- BRIEF
Format the lines of the listing below as a JSON list of strings, one string per line with blank lines omitted. Include only the lines from the one containing "battery-icon — [405, 52, 429, 64]" through the one containing "wifi-icon — [385, 52, 401, 64]", both ends included.

(Layout dataset listing)
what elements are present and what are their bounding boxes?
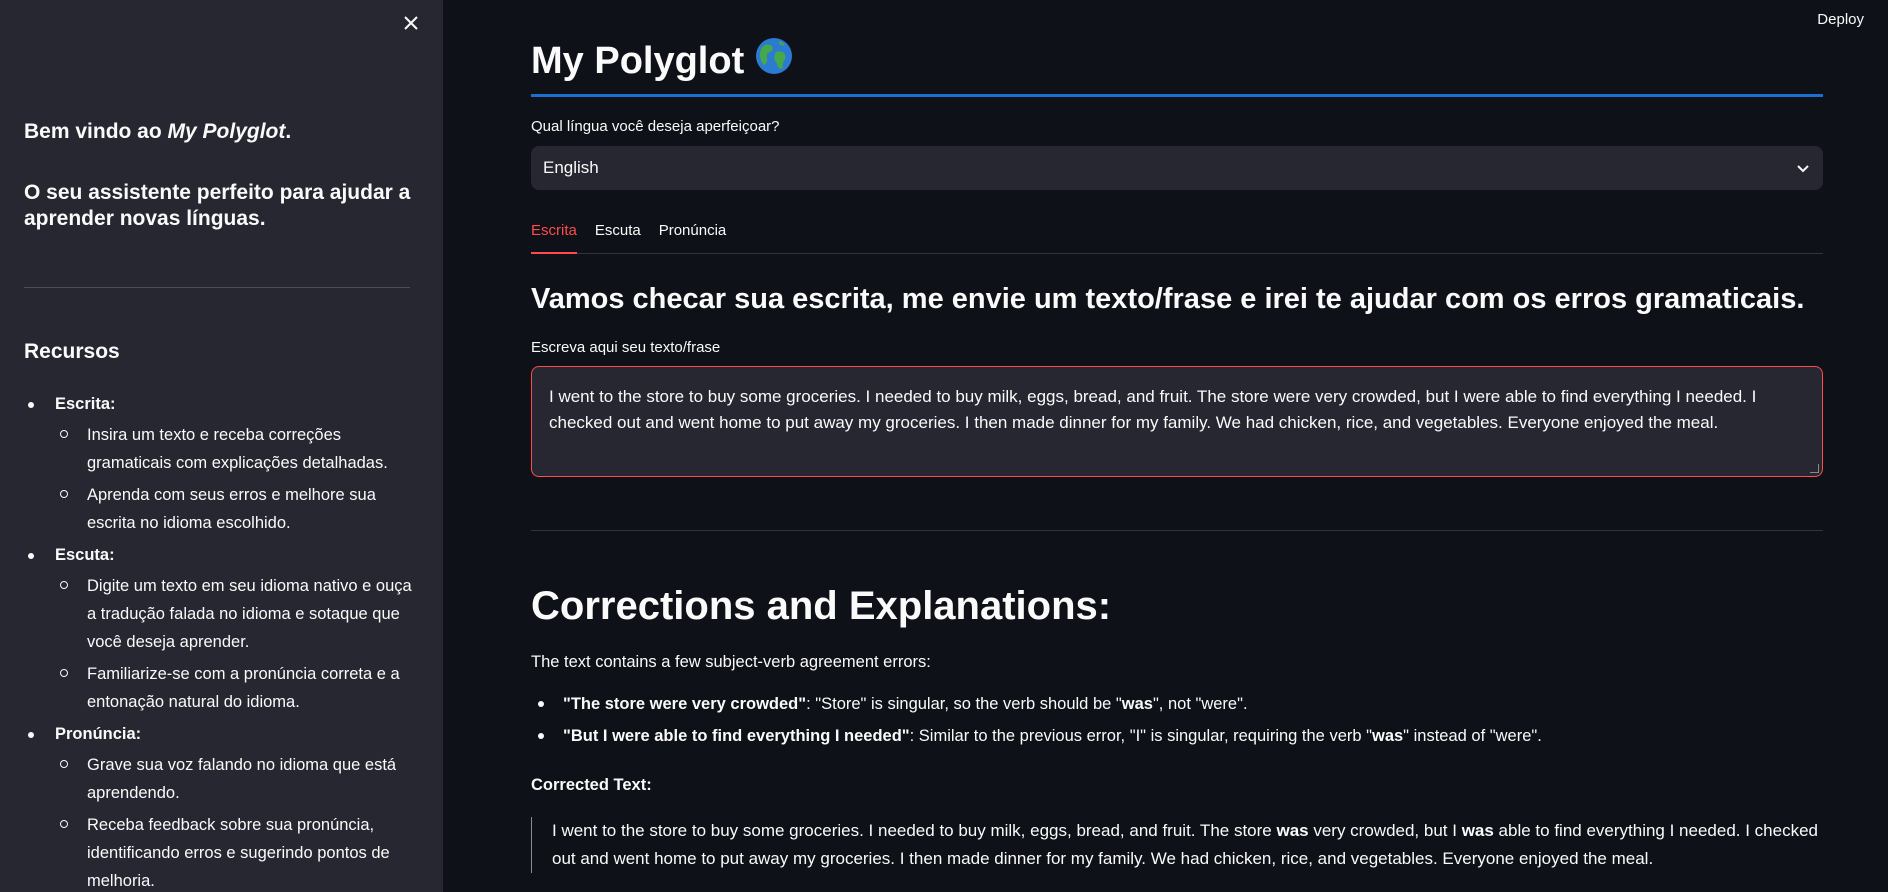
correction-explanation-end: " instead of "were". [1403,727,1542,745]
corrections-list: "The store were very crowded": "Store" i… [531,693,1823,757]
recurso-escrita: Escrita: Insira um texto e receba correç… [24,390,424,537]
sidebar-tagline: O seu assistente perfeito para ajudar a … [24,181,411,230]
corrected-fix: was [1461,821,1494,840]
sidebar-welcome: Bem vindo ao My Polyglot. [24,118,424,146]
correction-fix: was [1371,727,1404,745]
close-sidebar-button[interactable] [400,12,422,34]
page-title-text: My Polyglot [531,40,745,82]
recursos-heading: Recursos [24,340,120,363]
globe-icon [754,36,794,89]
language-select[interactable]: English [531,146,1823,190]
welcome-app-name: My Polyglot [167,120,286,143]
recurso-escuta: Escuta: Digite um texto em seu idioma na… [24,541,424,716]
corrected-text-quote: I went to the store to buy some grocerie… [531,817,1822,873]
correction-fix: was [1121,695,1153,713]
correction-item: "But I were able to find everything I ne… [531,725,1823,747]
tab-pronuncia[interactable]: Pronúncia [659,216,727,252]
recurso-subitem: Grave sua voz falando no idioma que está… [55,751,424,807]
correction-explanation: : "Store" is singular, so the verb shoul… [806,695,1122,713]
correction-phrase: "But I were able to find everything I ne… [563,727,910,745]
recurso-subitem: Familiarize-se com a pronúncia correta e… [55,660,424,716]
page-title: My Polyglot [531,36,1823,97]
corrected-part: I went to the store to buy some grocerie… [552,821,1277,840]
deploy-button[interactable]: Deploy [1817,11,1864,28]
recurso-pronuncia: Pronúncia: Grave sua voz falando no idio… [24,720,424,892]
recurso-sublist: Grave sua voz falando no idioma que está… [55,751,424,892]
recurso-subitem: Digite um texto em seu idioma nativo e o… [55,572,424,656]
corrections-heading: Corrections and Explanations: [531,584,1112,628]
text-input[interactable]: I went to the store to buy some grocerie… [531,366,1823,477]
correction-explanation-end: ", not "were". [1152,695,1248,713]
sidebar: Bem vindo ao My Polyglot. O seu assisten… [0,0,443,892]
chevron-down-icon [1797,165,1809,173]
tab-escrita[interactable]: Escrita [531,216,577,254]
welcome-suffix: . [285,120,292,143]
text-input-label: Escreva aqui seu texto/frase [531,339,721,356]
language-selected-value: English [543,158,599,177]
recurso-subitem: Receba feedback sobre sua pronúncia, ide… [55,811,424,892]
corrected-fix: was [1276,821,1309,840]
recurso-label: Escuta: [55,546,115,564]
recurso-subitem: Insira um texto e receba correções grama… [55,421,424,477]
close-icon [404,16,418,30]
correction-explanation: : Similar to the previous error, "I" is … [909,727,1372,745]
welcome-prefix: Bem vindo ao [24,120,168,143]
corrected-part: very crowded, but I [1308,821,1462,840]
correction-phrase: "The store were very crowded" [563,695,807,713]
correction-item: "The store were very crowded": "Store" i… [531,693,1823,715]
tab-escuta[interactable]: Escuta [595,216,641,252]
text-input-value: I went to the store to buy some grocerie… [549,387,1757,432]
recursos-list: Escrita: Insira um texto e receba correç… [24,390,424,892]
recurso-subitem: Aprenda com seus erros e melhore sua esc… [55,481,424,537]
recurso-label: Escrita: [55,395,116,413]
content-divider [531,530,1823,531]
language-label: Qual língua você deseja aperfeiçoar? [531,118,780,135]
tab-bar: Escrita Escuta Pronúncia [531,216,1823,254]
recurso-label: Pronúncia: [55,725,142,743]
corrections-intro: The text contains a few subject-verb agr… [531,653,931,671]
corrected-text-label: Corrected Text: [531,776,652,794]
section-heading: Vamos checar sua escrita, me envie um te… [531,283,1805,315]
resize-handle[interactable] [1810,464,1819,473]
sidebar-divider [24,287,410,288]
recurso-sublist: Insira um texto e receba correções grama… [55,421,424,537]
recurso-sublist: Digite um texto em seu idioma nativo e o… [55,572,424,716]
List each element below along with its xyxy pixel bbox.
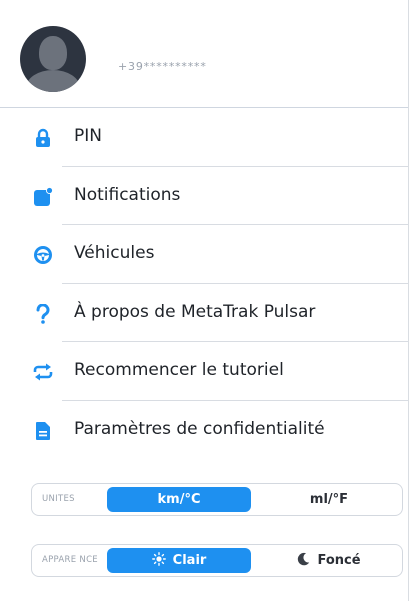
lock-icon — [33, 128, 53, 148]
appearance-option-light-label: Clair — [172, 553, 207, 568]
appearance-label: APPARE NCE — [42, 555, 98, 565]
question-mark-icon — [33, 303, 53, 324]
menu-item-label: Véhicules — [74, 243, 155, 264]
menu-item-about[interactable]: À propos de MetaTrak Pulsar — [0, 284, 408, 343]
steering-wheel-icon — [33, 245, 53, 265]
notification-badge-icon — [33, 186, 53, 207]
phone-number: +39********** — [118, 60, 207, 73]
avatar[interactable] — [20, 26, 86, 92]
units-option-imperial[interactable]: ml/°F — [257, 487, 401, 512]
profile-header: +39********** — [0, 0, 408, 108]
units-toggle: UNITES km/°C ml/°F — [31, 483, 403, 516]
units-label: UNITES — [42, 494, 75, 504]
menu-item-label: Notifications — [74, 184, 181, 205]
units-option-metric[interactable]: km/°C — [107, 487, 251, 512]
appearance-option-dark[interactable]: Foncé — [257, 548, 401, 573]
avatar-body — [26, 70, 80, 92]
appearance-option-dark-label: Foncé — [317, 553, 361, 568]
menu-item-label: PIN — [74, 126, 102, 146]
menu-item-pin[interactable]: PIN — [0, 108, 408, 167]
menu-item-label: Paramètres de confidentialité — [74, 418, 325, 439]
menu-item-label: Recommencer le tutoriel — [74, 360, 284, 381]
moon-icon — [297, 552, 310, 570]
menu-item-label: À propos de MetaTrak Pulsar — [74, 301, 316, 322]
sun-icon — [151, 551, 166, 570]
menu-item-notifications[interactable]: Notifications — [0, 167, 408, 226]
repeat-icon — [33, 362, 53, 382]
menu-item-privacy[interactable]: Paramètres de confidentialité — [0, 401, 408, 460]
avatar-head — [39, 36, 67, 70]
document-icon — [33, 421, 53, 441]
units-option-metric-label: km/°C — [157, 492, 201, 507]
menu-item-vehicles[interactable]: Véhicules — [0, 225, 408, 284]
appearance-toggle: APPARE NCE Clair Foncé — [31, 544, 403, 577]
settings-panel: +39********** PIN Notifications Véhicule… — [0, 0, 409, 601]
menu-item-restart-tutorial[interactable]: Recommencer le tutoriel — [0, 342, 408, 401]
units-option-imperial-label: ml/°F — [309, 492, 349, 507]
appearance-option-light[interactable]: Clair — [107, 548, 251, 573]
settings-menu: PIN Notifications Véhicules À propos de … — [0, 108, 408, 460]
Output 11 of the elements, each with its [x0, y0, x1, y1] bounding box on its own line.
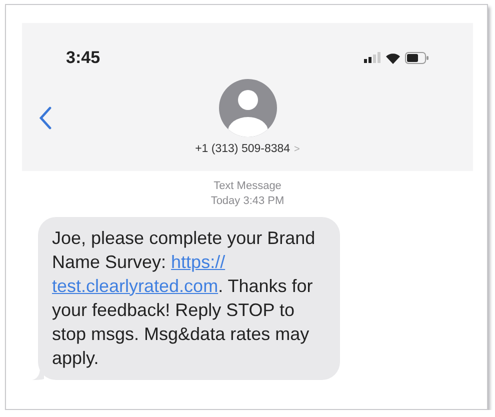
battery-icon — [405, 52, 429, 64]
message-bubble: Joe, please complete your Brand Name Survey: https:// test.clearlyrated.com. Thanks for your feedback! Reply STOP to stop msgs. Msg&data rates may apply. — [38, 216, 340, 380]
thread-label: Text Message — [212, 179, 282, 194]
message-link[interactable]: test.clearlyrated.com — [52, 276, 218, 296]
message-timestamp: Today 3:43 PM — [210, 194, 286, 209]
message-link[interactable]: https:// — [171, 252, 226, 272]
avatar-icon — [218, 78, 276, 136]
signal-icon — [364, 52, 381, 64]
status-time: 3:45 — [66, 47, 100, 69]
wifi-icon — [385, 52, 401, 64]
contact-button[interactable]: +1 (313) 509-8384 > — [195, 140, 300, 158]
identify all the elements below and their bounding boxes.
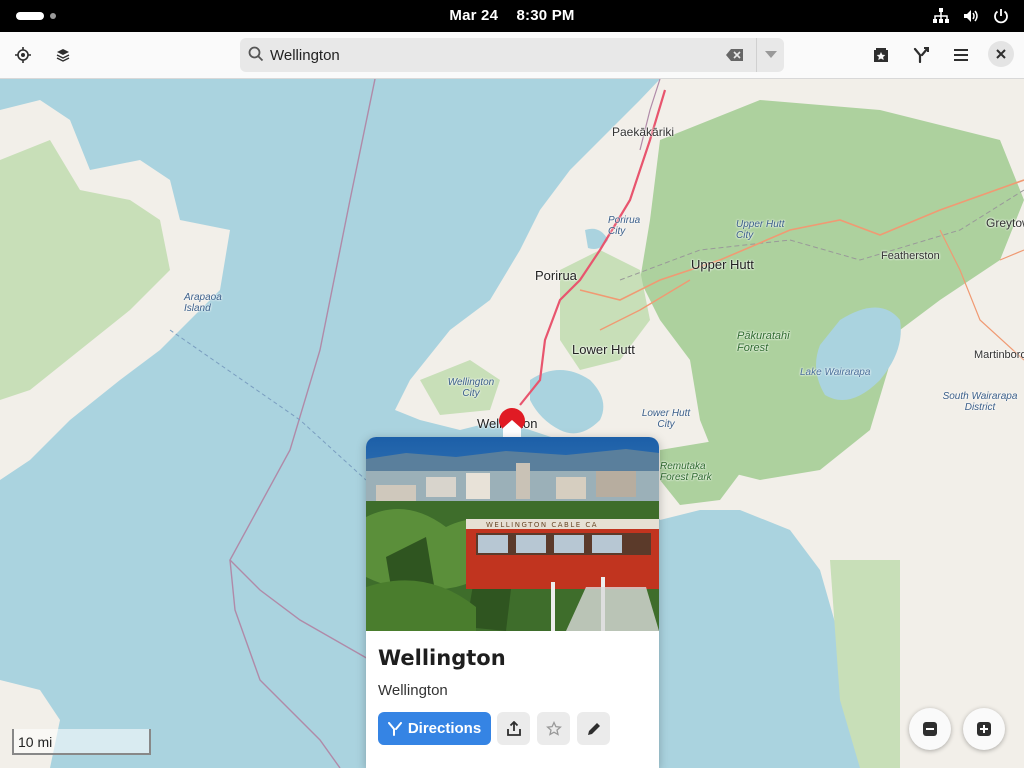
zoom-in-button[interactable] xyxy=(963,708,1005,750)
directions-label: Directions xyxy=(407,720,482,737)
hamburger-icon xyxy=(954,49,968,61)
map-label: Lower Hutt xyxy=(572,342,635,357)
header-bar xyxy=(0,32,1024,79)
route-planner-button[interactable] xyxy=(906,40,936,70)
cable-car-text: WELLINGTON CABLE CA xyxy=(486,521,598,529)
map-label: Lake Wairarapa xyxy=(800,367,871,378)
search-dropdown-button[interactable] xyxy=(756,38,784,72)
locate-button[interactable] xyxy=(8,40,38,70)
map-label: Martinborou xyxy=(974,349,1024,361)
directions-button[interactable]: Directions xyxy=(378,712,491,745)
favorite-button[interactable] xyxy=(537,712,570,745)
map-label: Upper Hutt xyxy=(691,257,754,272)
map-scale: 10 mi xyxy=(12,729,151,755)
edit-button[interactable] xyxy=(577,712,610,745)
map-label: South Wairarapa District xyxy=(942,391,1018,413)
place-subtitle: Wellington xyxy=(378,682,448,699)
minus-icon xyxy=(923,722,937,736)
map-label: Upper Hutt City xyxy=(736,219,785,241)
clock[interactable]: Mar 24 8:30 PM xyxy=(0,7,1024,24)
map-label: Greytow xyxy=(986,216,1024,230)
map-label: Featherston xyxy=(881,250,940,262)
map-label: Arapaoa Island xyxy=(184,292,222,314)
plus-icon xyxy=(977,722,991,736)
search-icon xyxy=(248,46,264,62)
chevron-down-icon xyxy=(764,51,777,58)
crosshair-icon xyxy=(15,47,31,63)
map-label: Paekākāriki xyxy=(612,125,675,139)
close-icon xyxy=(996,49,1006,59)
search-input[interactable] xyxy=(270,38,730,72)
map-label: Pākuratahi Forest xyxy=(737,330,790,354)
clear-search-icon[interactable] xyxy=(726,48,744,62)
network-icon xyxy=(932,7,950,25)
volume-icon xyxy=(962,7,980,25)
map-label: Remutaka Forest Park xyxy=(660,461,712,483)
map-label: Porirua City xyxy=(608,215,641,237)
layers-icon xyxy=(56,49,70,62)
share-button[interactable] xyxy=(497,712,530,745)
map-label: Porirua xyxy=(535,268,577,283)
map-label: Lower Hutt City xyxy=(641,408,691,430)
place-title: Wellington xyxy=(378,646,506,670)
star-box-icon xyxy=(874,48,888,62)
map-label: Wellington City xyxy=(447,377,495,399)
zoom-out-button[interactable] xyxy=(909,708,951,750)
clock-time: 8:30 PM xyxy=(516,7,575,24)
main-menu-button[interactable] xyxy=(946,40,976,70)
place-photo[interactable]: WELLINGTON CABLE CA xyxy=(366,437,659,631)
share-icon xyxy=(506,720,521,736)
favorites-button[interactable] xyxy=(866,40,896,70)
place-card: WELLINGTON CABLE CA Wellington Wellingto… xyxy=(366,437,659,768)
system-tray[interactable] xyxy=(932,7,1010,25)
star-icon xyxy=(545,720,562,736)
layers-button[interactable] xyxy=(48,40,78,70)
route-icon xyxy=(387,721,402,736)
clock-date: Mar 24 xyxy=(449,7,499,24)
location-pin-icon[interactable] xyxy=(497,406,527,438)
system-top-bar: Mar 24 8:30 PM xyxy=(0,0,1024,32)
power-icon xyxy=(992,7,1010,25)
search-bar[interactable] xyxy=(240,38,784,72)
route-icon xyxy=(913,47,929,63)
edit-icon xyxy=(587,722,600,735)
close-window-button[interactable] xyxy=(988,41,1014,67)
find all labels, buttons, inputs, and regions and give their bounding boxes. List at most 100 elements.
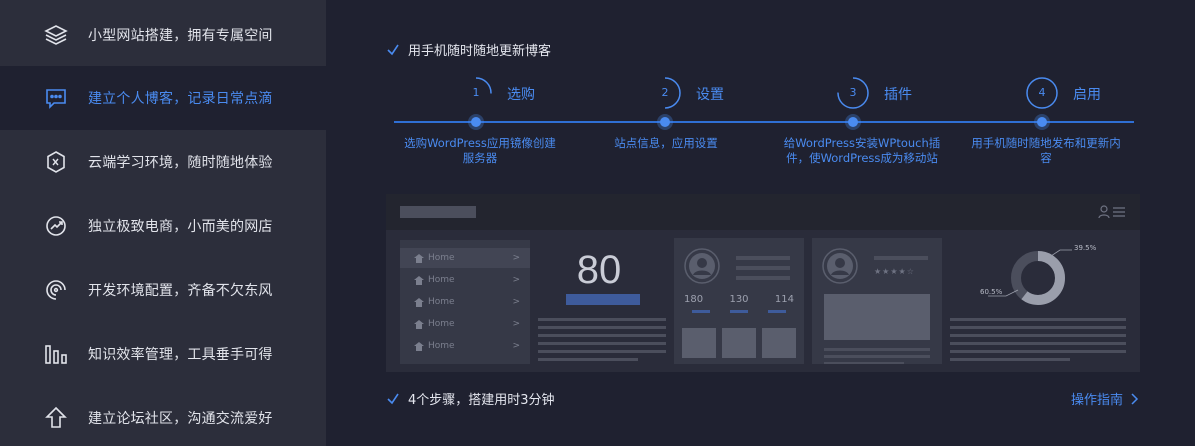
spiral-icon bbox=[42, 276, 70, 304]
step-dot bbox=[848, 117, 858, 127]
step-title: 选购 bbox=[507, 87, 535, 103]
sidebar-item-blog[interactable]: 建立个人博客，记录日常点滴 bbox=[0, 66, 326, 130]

- IN RESPONSE
[
  "battery-icon — [405, 52, 429, 64]",
  "message-bubble: Joe, please complete your Brand Name Survey: https:// test.clearlyrated.com. Thanks for your feedback! Reply STOP to stop msgs. Msg&data rates may apply. — [38, 216, 340, 380]",
  "thread-label: Text Message — [212, 179, 282, 194]",
  "message-link[interactable]: test.clearlyrated.com — [52, 276, 218, 296]",
  "message-timestamp: Today 3:43 PM — [210, 194, 286, 209]",
  "message-link[interactable]: https:// — [171, 252, 226, 272]",
  "avatar-icon — [218, 78, 276, 136]",
  "signal-icon — [364, 52, 381, 64]",
  "status-time: 3:45 — [66, 47, 100, 69]",
  "wifi-icon — [385, 52, 401, 64]"
]